>> START

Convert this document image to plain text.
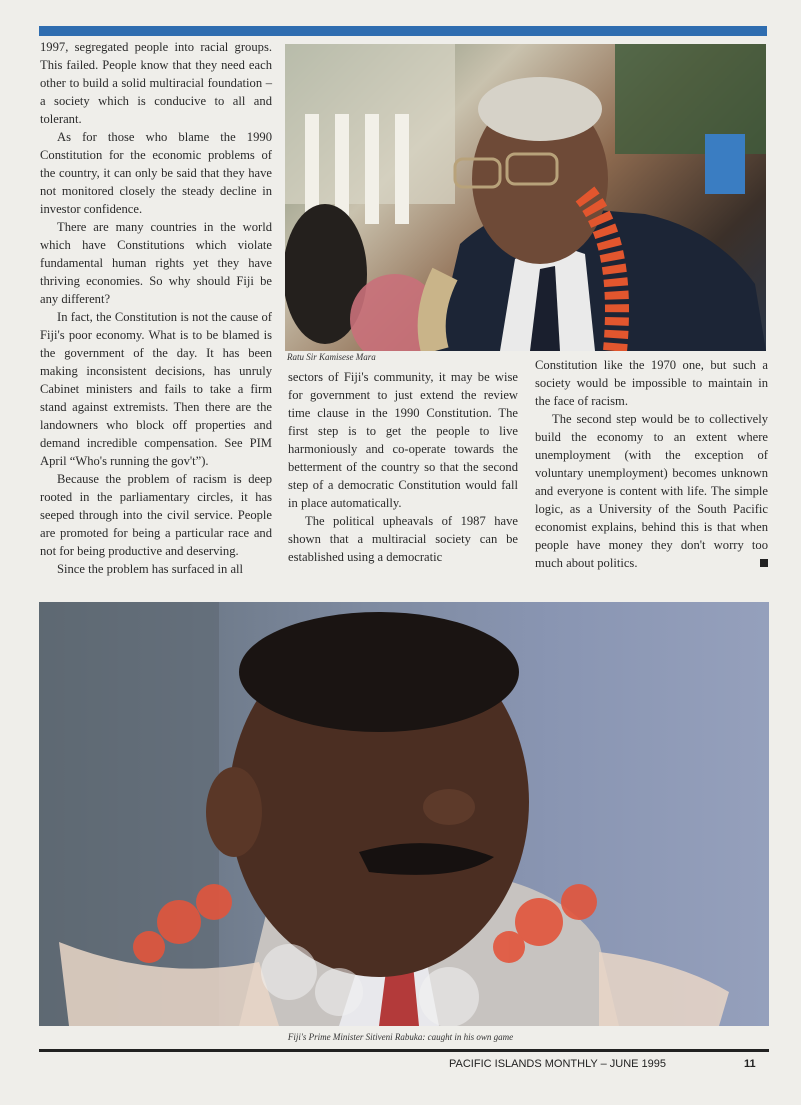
1997, segregated people into racial groups. This failed. People know that they need each other to build a solid multiracial foundation – a society which is conducive to all and tolerant.

As for those who blame the 1990 Constitution for the economic problems of the country, it can only be said that they have not monitored closely the steady decline in investor confidence.

There are many countries in the world which have Constitutions which violate fundamental human rights yet they have thriving economies. So why should Fiji be any different?

In fact, the Constitution is not the cause of Fiji's poor economy. What is to be blamed is the government of the day. It has been making inconsistent decisions, has unruly Cabinet ministers and fails to take a firm stand against extremists. Then there are the landowners who block off properties and demand incredible compensation. See PIM April “Who's running the gov't”).

Because the problem of racism is deep rooted in the parliamentary circles, it has seeped through into the civil service. People are promoted for being a particular race and not for being productive and deserving.

Since the problem has surfaced in all

Ratu Sir Kamisese Mara

sectors of Fiji's community, it may be wise for government to just extend the review time clause in the 1990 Constitution. The first step is to get the people to live harmoniously and co-operate towards the betterment of the country so that the second step of a democratic Constitution would fall in place automatically.

The political upheavals of 1987 have shown that a multiracial society can be established using a democratic

Constitution like the 1970 one, but such a society would be impossible to maintain in the face of racism.

The second step would be to collectively build the economy to an extent where unemployment (with the exception of voluntary unemployment) becomes unknown and everyone is content with life. The simple logic, as a University of the South Pacific economist explains, behind this is that when people have money they don't worry too much about politics.

Fiji's Prime Minister Sitiveni Rabuka: caught in his own game
PACIFIC ISLANDS MONTHLY – JUNE 1995	11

>> END

- _What you will do_: The records above are to be reproduced exactly; the pictures are to be left out.

- _Exercise result_:
Convert this document image to plain text.
1997, segregated people into racial groups. This failed. People know that they need each other to build a solid multiracial foundation – a society which is conducive to all and tolerant.

As for those who blame the 1990 Constitution for the economic problems of the country, it can only be said that they have not monitored closely the steady decline in investor confidence.

There are many countries in the world which have Constitutions which violate fundamental human rights yet they have thriving economies. So why should Fiji be any different?

In fact, the Constitution is not the cause of Fiji's poor economy. What is to be blamed is the government of the day. It has been making inconsistent decisions, has unruly Cabinet ministers and fails to take a firm stand against extremists. Then there are the landowners who block off properties and demand incredible compensation. See PIM April “Who's running the gov't”).

Because the problem of racism is deep rooted in the parliamentary circles, it has seeped through into the civil service. People are promoted for being a particular race and not for being productive and deserving.

Since the problem has surfaced in all

Ratu Sir Kamisese Mara

sectors of Fiji's community, it may be wise for government to just extend the review time clause in the 1990 Constitution. The first step is to get the people to live harmoniously and co-operate towards the betterment of the country so that the second step of a democratic Constitution would fall in place automatically.

The political upheavals of 1987 have shown that a multiracial society can be established using a democratic

Constitution like the 1970 one, but such a society would be impossible to maintain in the face of racism.

The second step would be to collectively build the economy to an extent where unemployment (with the exception of voluntary unemployment) becomes unknown and everyone is content with life. The simple logic, as a University of the South Pacific economist explains, behind this is that when people have money they don't worry too much about politics.

Fiji's Prime Minister Sitiveni Rabuka: caught in his own game
PACIFIC ISLANDS MONTHLY – JUNE 1995	11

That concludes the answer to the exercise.